Your task | Quote the items below word for word, leaving out the pictures.

Provided data |
=-=-=-=-=

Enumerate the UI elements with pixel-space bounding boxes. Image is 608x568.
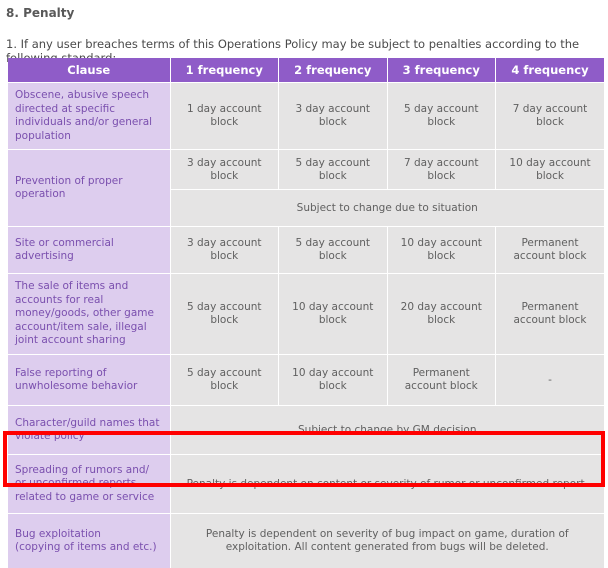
- clause-cell: Prevention of proper operation: [8, 150, 170, 227]
- column-header-clause: Clause: [8, 58, 170, 83]
- clause-cell: Site or commercial advertising: [8, 227, 170, 274]
- penalty-cell: 10 day account block: [279, 355, 388, 406]
- penalty-cell: 5 day account block: [170, 355, 279, 406]
- penalty-cell: 3 day account block: [170, 227, 279, 274]
- table-row: Obscene, abusive speech directed at spec…: [8, 83, 604, 150]
- table-row: Prevention of proper operation 3 day acc…: [8, 150, 604, 190]
- clause-cell: Bug exploitation (copying of items and e…: [8, 514, 170, 568]
- column-header-freq4: 4 frequency: [496, 58, 605, 83]
- penalty-cell: 1 day account block: [170, 83, 279, 150]
- penalty-cell: 5 day account block: [387, 83, 496, 150]
- penalty-cell: 3 day account block: [170, 150, 279, 190]
- penalty-cell: 5 day account block: [170, 274, 279, 355]
- clause-cell: Obscene, abusive speech directed at spec…: [8, 83, 170, 150]
- page-title: 8. Penalty: [0, 0, 608, 21]
- penalty-cell: Permanent account block: [387, 355, 496, 406]
- table-row: False reporting of unwholesome behavior …: [8, 355, 604, 406]
- penalty-span-cell: Penalty is dependent on content or sever…: [170, 455, 604, 514]
- penalty-cell: 7 day account block: [496, 83, 605, 150]
- penalty-cell: 20 day account block: [387, 274, 496, 355]
- penalty-cell: 10 day account block: [279, 274, 388, 355]
- penalty-cell: 10 day account block: [496, 150, 605, 190]
- penalty-cell: 3 day account block: [279, 83, 388, 150]
- column-header-freq2: 2 frequency: [279, 58, 388, 83]
- penalty-cell: 7 day account block: [387, 150, 496, 190]
- clause-cell: Spreading of rumors and/ or unconfirmed …: [8, 455, 170, 514]
- penalty-note-cell: Subject to change due to situation: [170, 190, 604, 227]
- penalty-cell: 5 day account block: [279, 150, 388, 190]
- table-row: Bug exploitation (copying of items and e…: [8, 514, 604, 568]
- column-header-freq1: 1 frequency: [170, 58, 279, 83]
- column-header-freq3: 3 frequency: [387, 58, 496, 83]
- table-row: The sale of items and accounts for real …: [8, 274, 604, 355]
- policy-page: 8. Penalty 1. If any user breaches terms…: [0, 0, 608, 539]
- penalty-cell: Permanent account block: [496, 274, 605, 355]
- clause-cell: False reporting of unwholesome behavior: [8, 355, 170, 406]
- penalty-span-cell: Penalty is dependent on severity of bug …: [170, 514, 604, 568]
- table-row-highlighted: Spreading of rumors and/ or unconfirmed …: [8, 455, 604, 514]
- table-row: Character/guild names that violate polic…: [8, 406, 604, 455]
- penalty-cell: -: [496, 355, 605, 406]
- penalty-table-container: Clause 1 frequency 2 frequency 3 frequen…: [8, 58, 604, 568]
- table-row: Site or commercial advertising 3 day acc…: [8, 227, 604, 274]
- penalty-span-cell: Subject to change by GM decision: [170, 406, 604, 455]
- clause-cell: The sale of items and accounts for real …: [8, 274, 170, 355]
- penalty-cell: 5 day account block: [279, 227, 388, 274]
- clause-cell: Character/guild names that violate polic…: [8, 406, 170, 455]
- penalty-cell: 10 day account block: [387, 227, 496, 274]
- table-header-row: Clause 1 frequency 2 frequency 3 frequen…: [8, 58, 604, 83]
- penalty-cell: Permanent account block: [496, 227, 605, 274]
- penalty-table: Clause 1 frequency 2 frequency 3 frequen…: [8, 58, 604, 568]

=-=-=-=-=

Output for this exercise |
Enumerate the UI elements with pixel-space bounding boxes. Image is 608x568.
- clause-cell: Prevention of proper operation: [8, 150, 170, 227]
- column-header-clause: Clause: [8, 58, 170, 83]
- clause-cell: Site or commercial advertising: [8, 227, 170, 274]
- penalty-cell: 10 day account block: [279, 355, 388, 406]
- penalty-cell: 5 day account block: [170, 355, 279, 406]
- penalty-cell: 3 day account block: [170, 227, 279, 274]
- table-row: Obscene, abusive speech directed at spec…: [8, 83, 604, 150]
- table-row: Prevention of proper operation 3 day acc…: [8, 150, 604, 190]
- clause-cell: Bug exploitation (copying of items and e…: [8, 514, 170, 568]
- column-header-freq4: 4 frequency: [496, 58, 605, 83]
- penalty-cell: 1 day account block: [170, 83, 279, 150]
- penalty-cell: 5 day account block: [387, 83, 496, 150]
- penalty-cell: 3 day account block: [170, 150, 279, 190]
- penalty-cell: 5 day account block: [170, 274, 279, 355]
- clause-cell: Obscene, abusive speech directed at spec…: [8, 83, 170, 150]
- page-title: 8. Penalty: [0, 0, 608, 21]
- penalty-cell: Permanent account block: [387, 355, 496, 406]
- table-row: False reporting of unwholesome behavior …: [8, 355, 604, 406]
- penalty-span-cell: Penalty is dependent on content or sever…: [170, 455, 604, 514]
- penalty-cell: 7 day account block: [496, 83, 605, 150]
- penalty-cell: 20 day account block: [387, 274, 496, 355]
- penalty-cell: 10 day account block: [279, 274, 388, 355]
- penalty-cell: 10 day account block: [496, 150, 605, 190]
- penalty-cell: 3 day account block: [279, 83, 388, 150]
- column-header-freq2: 2 frequency: [279, 58, 388, 83]
- penalty-cell: 7 day account block: [387, 150, 496, 190]
- clause-cell: Spreading of rumors and/ or unconfirmed …: [8, 455, 170, 514]
- penalty-note-cell: Subject to change due to situation: [170, 190, 604, 227]
- penalty-cell: 5 day account block: [279, 150, 388, 190]
- table-row: Bug exploitation (copying of items and e…: [8, 514, 604, 568]
- column-header-freq1: 1 frequency: [170, 58, 279, 83]
- column-header-freq3: 3 frequency: [387, 58, 496, 83]
- table-row: The sale of items and accounts for real …: [8, 274, 604, 355]
- policy-page: 8. Penalty 1. If any user breaches terms…: [0, 0, 608, 539]
- penalty-cell: Permanent account block: [496, 274, 605, 355]
- clause-cell: False reporting of unwholesome behavior: [8, 355, 170, 406]
- penalty-span-cell: Penalty is dependent on severity of bug …: [170, 514, 604, 568]
- table-row-highlighted: Spreading of rumors and/ or unconfirmed …: [8, 455, 604, 514]
- table-row: Character/guild names that violate polic…: [8, 406, 604, 455]
- penalty-cell: -: [496, 355, 605, 406]
- penalty-table-container: Clause 1 frequency 2 frequency 3 frequen…: [8, 58, 604, 568]
- table-row: Site or commercial advertising 3 day acc…: [8, 227, 604, 274]
- penalty-span-cell: Subject to change by GM decision: [170, 406, 604, 455]
- clause-cell: The sale of items and accounts for real …: [8, 274, 170, 355]
- penalty-cell: 5 day account block: [279, 227, 388, 274]
- clause-cell: Character/guild names that violate polic…: [8, 406, 170, 455]
- penalty-cell: 10 day account block: [387, 227, 496, 274]
- table-header-row: Clause 1 frequency 2 frequency 3 frequen…: [8, 58, 604, 83]
- penalty-cell: Permanent account block: [496, 227, 605, 274]
- penalty-table: Clause 1 frequency 2 frequency 3 frequen…: [8, 58, 604, 568]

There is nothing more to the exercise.